[Begin]
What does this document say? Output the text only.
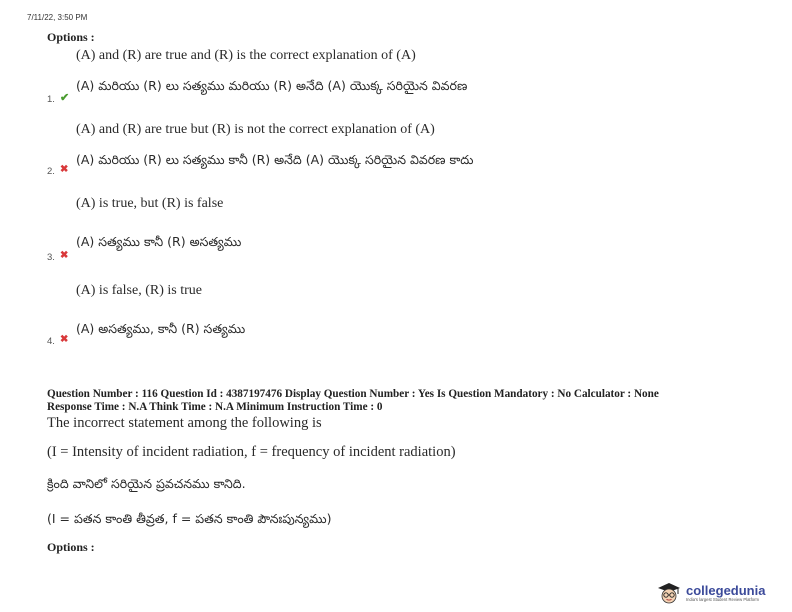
7/11/22, 3:50 PM
Options :
(A) and (R) are true and (R) is the correct explanation of (A)
(A) మరియు (R) లు సత్యము మరియు (R) అనేది (A) యొక్క సరియైన వివరణ
1. ✔
(A) and (R) are true but (R) is not the correct explanation of (A)
(A) మరియు (R) లు సత్యము కానీ (R) అనేది (A) యొక్క సరియైన వివరణ కాదు
2. ✖
(A) is true, but (R) is false
(A) సత్యము కానీ (R) అసత్యము
3. ✖
(A) is false, (R) is true
(A) అసత్యము, కానీ (R) సత్యము
4. ✖
Question Number : 116 Question Id : 4387197476 Display Question Number : Yes Is Question Mandatory : No Calculator : None
Response Time : N.A Think Time : N.A Minimum Instruction Time : 0
The incorrect statement among the following is
(I = Intensity of incident radiation, f = frequency of incident radiation)
క్రింది వానిలో సరియైన ప్రవచనము కానిది.
(I = పతన కాంతి తీవ్రత, f = పతన కాంతి పౌనఃపున్యము)
Options :
collegedunia
India's largest Student Review Platform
[End]
* What is being asked
Using the records above, copy each line that contains "explanation".

* Result of the exercise
(A) and (R) are true and (R) is the correct explanation of (A)
(A) and (R) are true but (R) is not the correct explanation of (A)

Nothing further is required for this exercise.